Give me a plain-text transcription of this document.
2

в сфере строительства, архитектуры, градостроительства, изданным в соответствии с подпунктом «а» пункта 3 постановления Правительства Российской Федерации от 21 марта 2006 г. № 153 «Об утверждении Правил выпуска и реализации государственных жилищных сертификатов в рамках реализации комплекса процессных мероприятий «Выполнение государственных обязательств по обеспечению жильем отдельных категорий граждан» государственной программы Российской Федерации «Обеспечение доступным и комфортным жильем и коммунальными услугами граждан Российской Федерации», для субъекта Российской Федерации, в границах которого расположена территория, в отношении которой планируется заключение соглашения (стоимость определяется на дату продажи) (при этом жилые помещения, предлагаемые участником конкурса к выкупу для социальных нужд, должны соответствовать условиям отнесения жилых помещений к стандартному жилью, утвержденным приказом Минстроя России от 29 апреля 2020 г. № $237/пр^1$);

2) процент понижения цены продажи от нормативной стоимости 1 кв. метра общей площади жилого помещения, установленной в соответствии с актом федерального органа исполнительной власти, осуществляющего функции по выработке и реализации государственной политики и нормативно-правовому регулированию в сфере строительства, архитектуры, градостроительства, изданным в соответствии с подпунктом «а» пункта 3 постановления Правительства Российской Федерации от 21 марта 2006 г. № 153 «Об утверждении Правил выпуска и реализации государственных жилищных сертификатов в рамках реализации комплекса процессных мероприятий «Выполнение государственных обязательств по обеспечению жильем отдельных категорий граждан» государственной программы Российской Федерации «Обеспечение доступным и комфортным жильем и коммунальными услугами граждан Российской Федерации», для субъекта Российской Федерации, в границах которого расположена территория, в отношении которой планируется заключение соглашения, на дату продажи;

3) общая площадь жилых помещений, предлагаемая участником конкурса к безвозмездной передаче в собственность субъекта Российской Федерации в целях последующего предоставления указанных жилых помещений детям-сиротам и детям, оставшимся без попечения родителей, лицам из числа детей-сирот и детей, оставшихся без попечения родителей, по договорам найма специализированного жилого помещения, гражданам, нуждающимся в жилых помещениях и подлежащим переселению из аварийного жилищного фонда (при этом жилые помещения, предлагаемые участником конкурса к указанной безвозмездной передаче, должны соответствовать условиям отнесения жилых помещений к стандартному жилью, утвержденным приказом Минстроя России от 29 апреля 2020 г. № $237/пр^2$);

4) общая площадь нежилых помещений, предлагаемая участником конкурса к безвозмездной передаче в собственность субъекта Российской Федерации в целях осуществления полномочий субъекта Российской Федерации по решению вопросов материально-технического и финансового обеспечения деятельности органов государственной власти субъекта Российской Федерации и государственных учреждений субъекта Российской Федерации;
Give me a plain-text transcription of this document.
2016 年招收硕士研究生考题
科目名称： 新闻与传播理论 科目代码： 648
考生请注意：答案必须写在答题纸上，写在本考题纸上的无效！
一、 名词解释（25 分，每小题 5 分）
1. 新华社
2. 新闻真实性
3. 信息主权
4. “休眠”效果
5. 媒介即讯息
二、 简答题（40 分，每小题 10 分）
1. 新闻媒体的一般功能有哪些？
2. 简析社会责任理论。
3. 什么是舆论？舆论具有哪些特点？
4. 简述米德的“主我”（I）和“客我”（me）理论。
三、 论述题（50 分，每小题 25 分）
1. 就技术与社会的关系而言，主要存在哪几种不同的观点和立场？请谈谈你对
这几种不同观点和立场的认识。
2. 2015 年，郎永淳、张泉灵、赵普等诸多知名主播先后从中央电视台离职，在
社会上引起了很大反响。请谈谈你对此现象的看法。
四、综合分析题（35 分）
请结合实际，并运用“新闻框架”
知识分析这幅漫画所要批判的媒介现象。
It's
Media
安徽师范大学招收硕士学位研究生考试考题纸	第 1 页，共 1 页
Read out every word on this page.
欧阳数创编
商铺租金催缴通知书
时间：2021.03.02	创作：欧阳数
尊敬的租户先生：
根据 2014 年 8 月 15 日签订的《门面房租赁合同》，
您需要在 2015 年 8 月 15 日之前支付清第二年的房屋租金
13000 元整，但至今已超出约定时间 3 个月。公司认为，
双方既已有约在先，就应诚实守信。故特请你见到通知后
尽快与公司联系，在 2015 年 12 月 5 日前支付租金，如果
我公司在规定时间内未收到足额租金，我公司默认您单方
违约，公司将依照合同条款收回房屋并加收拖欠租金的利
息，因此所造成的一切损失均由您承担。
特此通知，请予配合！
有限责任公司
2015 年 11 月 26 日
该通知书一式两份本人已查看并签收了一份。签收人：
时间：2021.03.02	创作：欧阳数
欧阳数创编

---

Aim:
Give a word-for-word copy of the records.

Solution to this problem:
Give me a plain-text transcription of this document.
2

в сфере строительства, архитектуры, градостроительства, изданным в соответствии с подпунктом «а» пункта 3 постановления Правительства Российской Федерации от 21 марта 2006 г. № 153 «Об утверждении Правил выпуска и реализации государственных жилищных сертификатов в рамках реализации комплекса процессных мероприятий «Выполнение государственных обязательств по обеспечению жильем отдельных категорий граждан» государственной программы Российской Федерации «Обеспечение доступным и комфортным жильем и коммунальными услугами граждан Российской Федерации», для субъекта Российской Федерации, в границах которого расположена территория, в отношении которой планируется заключение соглашения (стоимость определяется на дату продажи) (при этом жилые помещения, предлагаемые участником конкурса к выкупу для социальных нужд, должны соответствовать условиям отнесения жилых помещений к стандартному жилью, утвержденным приказом Минстроя России от 29 апреля 2020 г. № $237/пр^1$);

2) процент понижения цены продажи от нормативной стоимости 1 кв. метра общей площади жилого помещения, установленной в соответствии с актом федерального органа исполнительной власти, осуществляющего функции по выработке и реализации государственной политики и нормативно-правовому регулированию в сфере строительства, архитектуры, градостроительства, изданным в соответствии с подпунктом «а» пункта 3 постановления Правительства Российской Федерации от 21 марта 2006 г. № 153 «Об утверждении Правил выпуска и реализации государственных жилищных сертификатов в рамках реализации комплекса процессных мероприятий «Выполнение государственных обязательств по обеспечению жильем отдельных категорий граждан» государственной программы Российской Федерации «Обеспечение доступным и комфортным жильем и коммунальными услугами граждан Российской Федерации», для субъекта Российской Федерации, в границах которого расположена территория, в отношении которой планируется заключение соглашения, на дату продажи;

3) общая площадь жилых помещений, предлагаемая участником конкурса к безвозмездной передаче в собственность субъекта Российской Федерации в целях последующего предоставления указанных жилых помещений детям-сиротам и детям, оставшимся без попечения родителей, лицам из числа детей-сирот и детей, оставшихся без попечения родителей, по договорам найма специализированного жилого помещения, гражданам, нуждающимся в жилых помещениях и подлежащим переселению из аварийного жилищного фонда (при этом жилые помещения, предлагаемые участником конкурса к указанной безвозмездной передаче, должны соответствовать условиям отнесения жилых помещений к стандартному жилью, утвержденным приказом Минстроя России от 29 апреля 2020 г. № $237/пр^2$);

4) общая площадь нежилых помещений, предлагаемая участником конкурса к безвозмездной передаче в собственность субъекта Российской Федерации в целях осуществления полномочий субъекта Российской Федерации по решению вопросов материально-технического и финансового обеспечения деятельности органов государственной власти субъекта Российской Федерации и государственных учреждений субъекта Российской Федерации;
Give me a plain-text transcription of this document.
2016 年招收硕士研究生考题
科目名称： 新闻与传播理论 科目代码： 648
考生请注意：答案必须写在答题纸上，写在本考题纸上的无效！
一、 名词解释（25 分，每小题 5 分）
1. 新华社
2. 新闻真实性
3. 信息主权
4. “休眠”效果
5. 媒介即讯息
二、 简答题（40 分，每小题 10 分）
1. 新闻媒体的一般功能有哪些？
2. 简析社会责任理论。
3. 什么是舆论？舆论具有哪些特点？
4. 简述米德的“主我”（I）和“客我”（me）理论。
三、 论述题（50 分，每小题 25 分）
1. 就技术与社会的关系而言，主要存在哪几种不同的观点和立场？请谈谈你对
这几种不同观点和立场的认识。
2. 2015 年，郎永淳、张泉灵、赵普等诸多知名主播先后从中央电视台离职，在
社会上引起了很大反响。请谈谈你对此现象的看法。
四、综合分析题（35 分）
请结合实际，并运用“新闻框架”
知识分析这幅漫画所要批判的媒介现象。
It's
Media
安徽师范大学招收硕士学位研究生考试考题纸	第 1 页，共 1 页
Read out every word on this page.
欧阳数创编
商铺租金催缴通知书
时间：2021.03.02	创作：欧阳数
尊敬的租户先生：
根据 2014 年 8 月 15 日签订的《门面房租赁合同》，
您需要在 2015 年 8 月 15 日之前支付清第二年的房屋租金
13000 元整，但至今已超出约定时间 3 个月。公司认为，
双方既已有约在先，就应诚实守信。故特请你见到通知后
尽快与公司联系，在 2015 年 12 月 5 日前支付租金，如果
我公司在规定时间内未收到足额租金，我公司默认您单方
违约，公司将依照合同条款收回房屋并加收拖欠租金的利
息，因此所造成的一切损失均由您承担。
特此通知，请予配合！
有限责任公司
2015 年 11 月 26 日
该通知书一式两份本人已查看并签收了一份。签收人：
时间：2021.03.02	创作：欧阳数
欧阳数创编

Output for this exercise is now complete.